Given problem –
State how many lines of the entries include the string "Barley", please, leaving out everything but the number.

Rows –
#####

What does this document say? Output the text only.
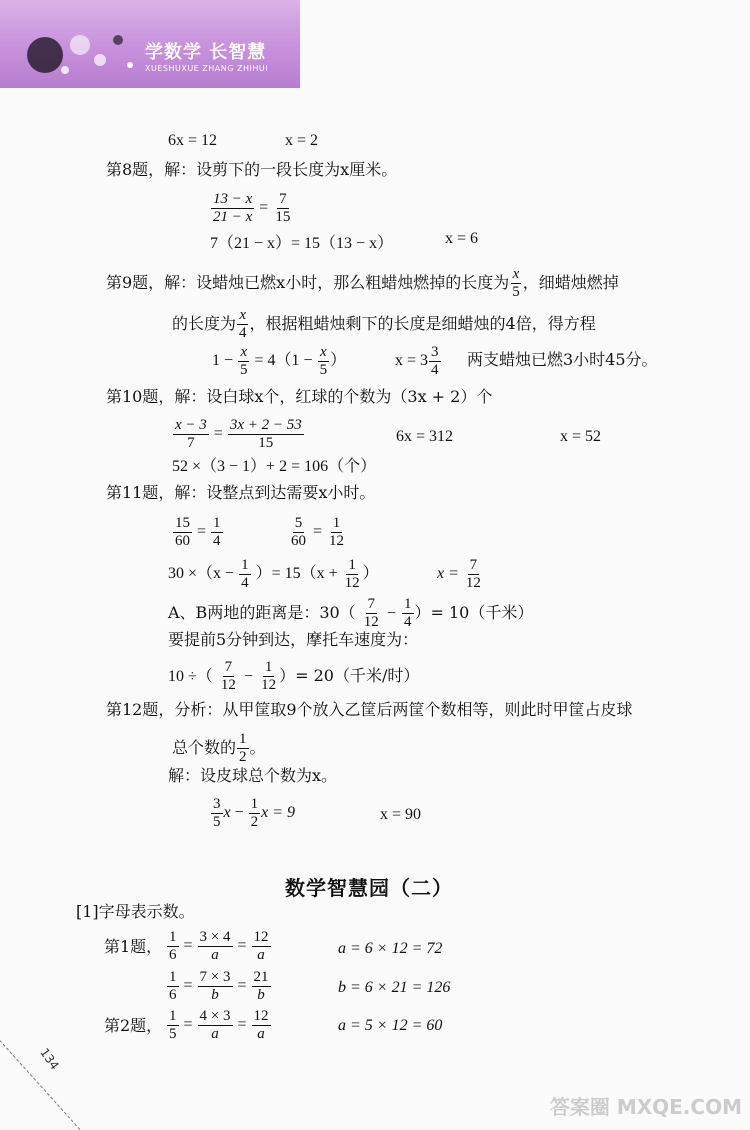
学数学 长智慧
XUESHUXUE ZHANG ZHIHUI
6x = 12	x = 2
第8题，解：设剪下的一段长度为x厘米。
$\frac{13 - x}{21 - x} = \frac{7}{15}$
7（21 − x）= 15（13 − x）	x = 6
第9题，解：设蜡烛已燃x小时，那么粗蜡烛燃掉的长度为 $\frac{x}{5}$ ，细蜡烛燃掉
的长度为 $\frac{x}{4}$ ，根据粗蜡烛剩下的长度是细蜡烛的4倍，得方程
$1 - \frac{x}{5} = 4(1 - \frac{x}{5}$ ）	$x = 3 \frac{3}{4}$ 两支蜡烛已燃3小时45分。
第10题，解：设白球x个，红球的个数为（3x + 2）个
$\frac{x - 3}{7} = \frac{3x + 2 - 53}{15}$	6x = 312	x = 52
52 ×（3 − 1）+ 2 = 106（个）
第11题，解：设整点到达需要x小时。
$\frac{15}{60} = \frac{1}{4}$	$\frac{5}{60} = \frac{1}{12}$
$30 \times(x - \frac{1}{4}$ ）= $15(x + \frac{1}{12}$ ）	$x = \frac{7}{12}$
A、B两地的距离是：$30( \frac{7}{12} - \frac{1}{4}$ ）= 10（千米）
要提前5分钟到达，摩托车速度为：
10 ÷（ $\frac{7}{12} - \frac{1}{12}$ ）= 20（千米/时）
第12题，分析：从甲筐取9个放入乙筐后两筐个数相等，则此时甲筐占皮球
总个数的 $\frac{1}{2}$ 。
解：设皮球总个数为x。
$\frac{3}{5}$ $x - \frac{1}{2}$ x = 9	x = 90
数学智慧园（二）
[1]字母表示数。
第1题， $\frac{1}{6} = \frac{3 \times 4}{a} = \frac{12}{a}$	a = 6 × 12 = 72
$\frac{1}{6} = \frac{7 \times 3}{b} = \frac{21}{b}$	b = 6 × 21 = 126
第2题， $\frac{1}{5} = \frac{4 \times 3}{a} = \frac{12}{a}$	a = 5 × 12 = 60
134
答案圈 MXQE.COM
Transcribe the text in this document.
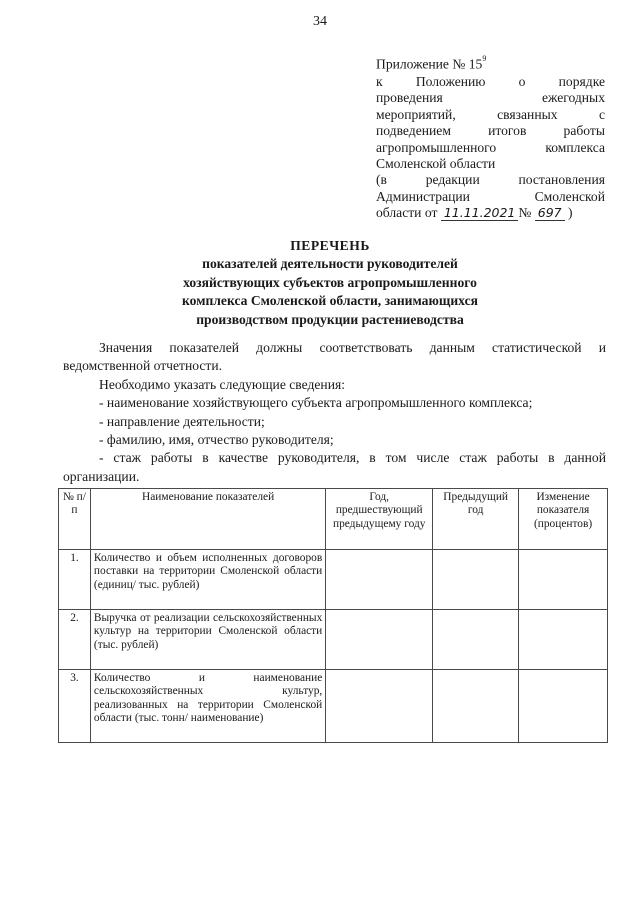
34
Приложение № $15^9$
к Положению о порядке
проведения ежегодных
мероприятий, связанных с
подведением итогов работы
агропромышленного комплекса
Смоленской области
(в редакции постановления
Администрации Смоленской
области от 11.11.2021 № 697 )
ПЕРЕЧЕНЬ
показателей деятельности руководителей
хозяйствующих субъектов агропромышленного
комплекса Смоленской области, занимающихся
производством продукции растениеводства

Значения показателей должны соответствовать данным статистической и ведомственной отчетности.

Необходимо указать следующие сведения:

- наименование хозяйствующего субъекта агропромышленного комплекса;

- направление деятельности;

- фамилию, имя, отчество руководителя;

- стаж работы в качестве руководителя, в том числе стаж работы в данной организации.

№ п/п	Наименование показателей	Год, предшествующий предыдущему году	Предыдущий год	Изменение показателя (процентов)
1.	Количество и объем исполненных договоров поставки на территории Смоленской области (единиц/ тыс. рублей)			
2.	Выручка от реализации сельскохозяйственных культур на территории Смоленской области (тыс. рублей)			
3.	Количество и наименование сельскохозяйственных культур, реализованных на территории Смоленской области (тыс. тонн/ наименование)			
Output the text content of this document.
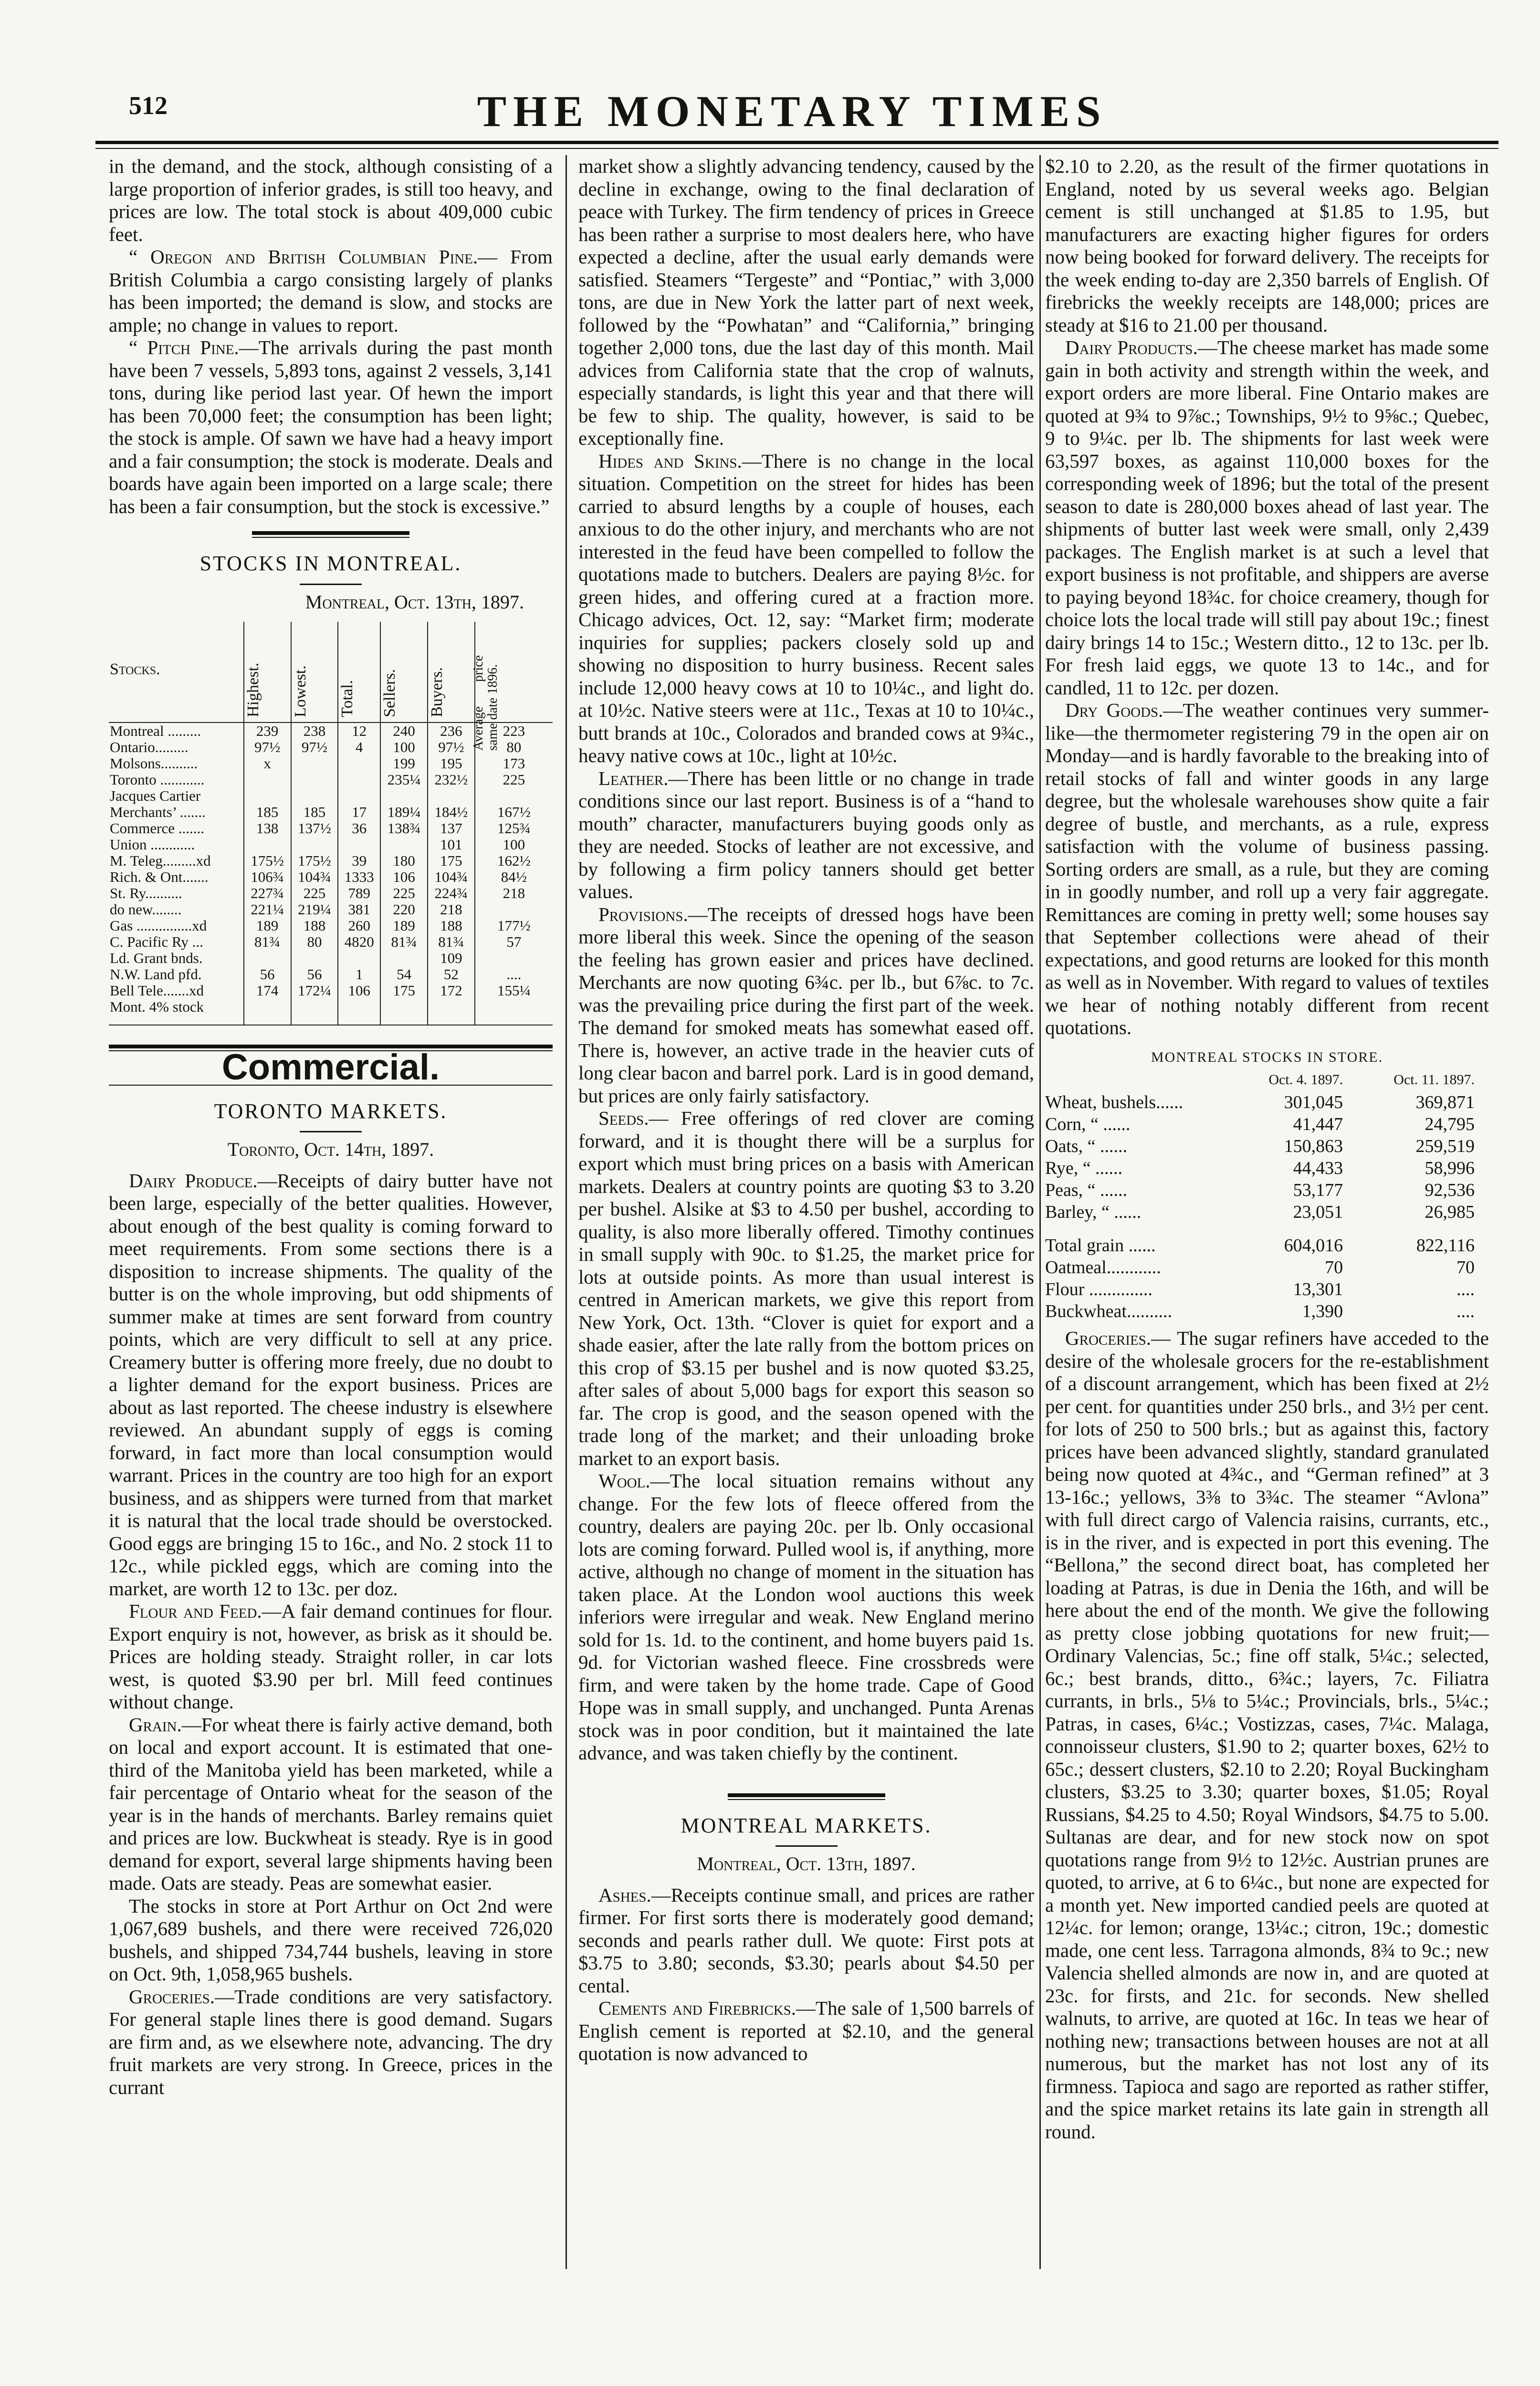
512	THE MONETARY TIMES

in the demand, and the stock, although consisting of a large proportion of inferior grades, is still too heavy, and prices are low. The total stock is about 409,000 cubic feet.

“ Oregon and British Columbian Pine.— From British Columbia a cargo consisting largely of planks has been imported; the demand is slow, and stocks are ample; no change in values to report.

“ Pitch Pine.—The arrivals during the past month have been 7 vessels, 5,893 tons, against 2 vessels, 3,141 tons, during like period last year. Of hewn the import has been 70,000 feet; the consumption has been light; the stock is ample. Of sawn we have had a heavy import and a fair consumption; the stock is moderate. Deals and boards have again been imported on a large scale; there has been a fair consumption, but the stock is excessive.”

STOCKS IN MONTREAL.
Montreal, Oct. 13th, 1897.
Stocks.	Highest.	Lowest.	Total.	Sellers.	Buyers.	Average price same date 1896.
Montreal .........	239	238	12	240	236	223
Ontario.........	97½	97½	4	100	97½	80
Molsons..........	x			199	195	173
Toronto ............				235¼	232½	225
Jacques Cartier						
Merchants’ .......	185	185	17	189¼	184½	167½
Commerce .......	138	137½	36	138¾	137	125¾
Union ............					101	100
M. Teleg.........xd	175½	175½	39	180	175	162½
Rich. & Ont.......	106¾	104¾	1333	106	104¾	84½
St. Ry..........	227¾	225	789	225	224¾	218
do new........	221¼	219¼	381	220	218	
Gas ...............xd	189	188	260	189	188	177½
C. Pacific Ry ...	81¾	80	4820	81¾	81¾	57
Ld. Grant bnds.					109	
N.W. Land pfd.	56	56	1	54	52	....
Bell Tele.......xd	174	172¼	106	175	172	155¼
Mont. 4% stock						
Commercial.
TORONTO MARKETS.
Toronto, Oct. 14th, 1897.

Dairy Produce.—Receipts of dairy butter have not been large, especially of the better qualities. However, about enough of the best quality is coming forward to meet requirements. From some sections there is a disposition to increase shipments. The quality of the butter is on the whole improving, but odd shipments of summer make at times are sent forward from country points, which are very difficult to sell at any price. Creamery butter is offering more freely, due no doubt to a lighter demand for the export business. Prices are about as last reported. The cheese industry is elsewhere reviewed. An abundant supply of eggs is coming forward, in fact more than local consumption would warrant. Prices in the country are too high for an export business, and as shippers were turned from that market it is natural that the local trade should be overstocked. Good eggs are bringing 15 to 16c., and No. 2 stock 11 to 12c., while pickled eggs, which are coming into the market, are worth 12 to 13c. per doz.

Flour and Feed.—A fair demand continues for flour. Export enquiry is not, however, as brisk as it should be. Prices are holding steady. Straight roller, in car lots west, is quoted $3.90 per brl. Mill feed continues without change.

Grain.—For wheat there is fairly active demand, both on local and export account. It is estimated that one-third of the Manitoba yield has been marketed, while a fair percentage of Ontario wheat for the season of the year is in the hands of merchants. Barley remains quiet and prices are low. Buckwheat is steady. Rye is in good demand for export, several large shipments having been made. Oats are steady. Peas are somewhat easier.

The stocks in store at Port Arthur on Oct 2nd were 1,067,689 bushels, and there were received 726,020 bushels, and shipped 734,744 bushels, leaving in store on Oct. 9th, 1,058,965 bushels.

Groceries.—Trade conditions are very satisfactory. For general staple lines there is good demand. Sugars are firm and, as we elsewhere note, advancing. The dry fruit markets are very strong. In Greece, prices in the currant

market show a slightly advancing tendency, caused by the decline in exchange, owing to the final declaration of peace with Turkey. The firm tendency of prices in Greece has been rather a surprise to most dealers here, who have expected a decline, after the usual early demands were satisfied. Steamers “Tergeste” and “Pontiac,” with 3,000 tons, are due in New York the latter part of next week, followed by the “Powhatan” and “California,” bringing together 2,000 tons, due the last day of this month. Mail advices from California state that the crop of walnuts, especially standards, is light this year and that there will be few to ship. The quality, however, is said to be exceptionally fine.

Hides and Skins.—There is no change in the local situation. Competition on the street for hides has been carried to absurd lengths by a couple of houses, each anxious to do the other injury, and merchants who are not interested in the feud have been compelled to follow the quotations made to butchers. Dealers are paying 8½c. for green hides, and offering cured at a fraction more. Chicago advices, Oct. 12, say: “Market firm; moderate inquiries for supplies; packers closely sold up and showing no disposition to hurry business. Recent sales include 12,000 heavy cows at 10 to 10¼c., and light do. at 10½c. Native steers were at 11c., Texas at 10 to 10¼c., butt brands at 10c., Colorados and branded cows at 9¾c., heavy native cows at 10c., light at 10½c.

Leather.—There has been little or no change in trade conditions since our last report. Business is of a “hand to mouth” character, manufacturers buying goods only as they are needed. Stocks of leather are not excessive, and by following a firm policy tanners should get better values.

Provisions.—The receipts of dressed hogs have been more liberal this week. Since the opening of the season the feeling has grown easier and prices have declined. Merchants are now quoting 6¾c. per lb., but 6⅞c. to 7c. was the prevailing price during the first part of the week. The demand for smoked meats has somewhat eased off. There is, however, an active trade in the heavier cuts of long clear bacon and barrel pork. Lard is in good demand, but prices are only fairly satisfactory.

Seeds.— Free offerings of red clover are coming forward, and it is thought there will be a surplus for export which must bring prices on a basis with American markets. Dealers at country points are quoting $3 to 3.20 per bushel. Alsike at $3 to 4.50 per bushel, according to quality, is also more liberally offered. Timothy continues in small supply with 90c. to $1.25, the market price for lots at outside points. As more than usual interest is centred in American markets, we give this report from New York, Oct. 13th. “Clover is quiet for export and a shade easier, after the late rally from the bottom prices on this crop of $3.15 per bushel and is now quoted $3.25, after sales of about 5,000 bags for export this season so far. The crop is good, and the season opened with the trade long of the market; and their unloading broke market to an export basis.

Wool.—The local situation remains without any change. For the few lots of fleece offered from the country, dealers are paying 20c. per lb. Only occasional lots are coming forward. Pulled wool is, if anything, more active, although no change of moment in the situation has taken place. At the London wool auctions this week inferiors were irregular and weak. New England merino sold for 1s. 1d. to the continent, and home buyers paid 1s. 9d. for Victorian washed fleece. Fine crossbreds were firm, and were taken by the home trade. Cape of Good Hope was in small supply, and unchanged. Punta Arenas stock was in poor condition, but it maintained the late advance, and was taken chiefly by the continent.

MONTREAL MARKETS.
Montreal, Oct. 13th, 1897.

Ashes.—Receipts continue small, and prices are rather firmer. For first sorts there is moderately good demand; seconds and pearls rather dull. We quote: First pots at $3.75 to 3.80; seconds, $3.30; pearls about $4.50 per cental.

Cements and Firebricks.—The sale of 1,500 barrels of English cement is reported at $2.10, and the general quotation is now advanced to

$2.10 to 2.20, as the result of the firmer quotations in England, noted by us several weeks ago. Belgian cement is still unchanged at $1.85 to 1.95, but manufacturers are exacting higher figures for orders now being booked for forward delivery. The receipts for the week ending to-day are 2,350 barrels of English. Of firebricks the weekly receipts are 148,000; prices are steady at $16 to 21.00 per thousand.

Dairy Products.—The cheese market has made some gain in both activity and strength within the week, and export orders are more liberal. Fine Ontario makes are quoted at 9¾ to 9⅞c.; Townships, 9½ to 9⅝c.; Quebec, 9 to 9¼c. per lb. The shipments for last week were 63,597 boxes, as against 110,000 boxes for the corresponding week of 1896; but the total of the present season to date is 280,000 boxes ahead of last year. The shipments of butter last week were small, only 2,439 packages. The English market is at such a level that export business is not profitable, and shippers are averse to paying beyond 18¾c. for choice creamery, though for choice lots the local trade will still pay about 19c.; finest dairy brings 14 to 15c.; Western ditto., 12 to 13c. per lb. For fresh laid eggs, we quote 13 to 14c., and for candled, 11 to 12c. per dozen.

Dry Goods.—The weather continues very summer-like—the thermometer registering 79 in the open air on Monday—and is hardly favorable to the breaking into of retail stocks of fall and winter goods in any large degree, but the wholesale warehouses show quite a fair degree of bustle, and merchants, as a rule, express satisfaction with the volume of business passing. Sorting orders are small, as a rule, but they are coming in in goodly number, and roll up a very fair aggregate. Remittances are coming in pretty well; some houses say that September collections were ahead of their expectations, and good returns are looked for this month as well as in November. With regard to values of textiles we hear of nothing notably different from recent quotations.

MONTREAL STOCKS IN STORE.
	Oct. 4. 1897.	Oct. 11. 1897.
Wheat, bushels......	301,045	369,871
Corn, “ ......	41,447	24,795
Oats, “ ......	150,863	259,519
Rye, “ ......	44,433	58,996
Peas, “ ......	53,177	92,536
Barley, “ ......	23,051	26,985
Total grain ......	604,016	822,116
Oatmeal............	70	70
Flour ..............	13,301	....
Buckwheat..........	1,390	....

Groceries.— The sugar refiners have acceded to the desire of the wholesale grocers for the re-establishment of a discount arrangement, which has been fixed at 2½ per cent. for quantities under 250 brls., and 3½ per cent. for lots of 250 to 500 brls.; but as against this, factory prices have been advanced slightly, standard granulated being now quoted at 4¾c., and “German refined” at 3 13-16c.; yellows, 3⅜ to 3¾c. The steamer “Avlona” with full direct cargo of Valencia raisins, currants, etc., is in the river, and is expected in port this evening. The “Bellona,” the second direct boat, has completed her loading at Patras, is due in Denia the 16th, and will be here about the end of the month. We give the following as pretty close jobbing quotations for new fruit;—Ordinary Valencias, 5c.; fine off stalk, 5¼c.; selected, 6c.; best brands, ditto., 6¾c.; layers, 7c. Filiatra currants, in brls., 5⅛ to 5¼c.; Provincials, brls., 5¼c.; Patras, in cases, 6¼c.; Vostizzas, cases, 7¼c. Malaga, connoisseur clusters, $1.90 to 2; quarter boxes, 62½ to 65c.; dessert clusters, $2.10 to 2.20; Royal Buckingham clusters, $3.25 to 3.30; quarter boxes, $1.05; Royal Russians, $4.25 to 4.50; Royal Windsors, $4.75 to 5.00. Sultanas are dear, and for new stock now on spot quotations range from 9½ to 12½c. Austrian prunes are quoted, to arrive, at 6 to 6¼c., but none are expected for a month yet. New imported candied peels are quoted at 12¼c. for lemon; orange, 13¼c.; citron, 19c.; domestic made, one cent less. Tarragona almonds, 8¾ to 9c.; new Valencia shelled almonds are now in, and are quoted at 23c. for firsts, and 21c. for seconds. New shelled walnuts, to arrive, are quoted at 16c. In teas we hear of nothing new; transactions between houses are not at all numerous, but the market has not lost any of its firmness. Tapioca and sago are reported as rather stiffer, and the spice market retains its late gain in strength all round.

#####

Output for this task –
2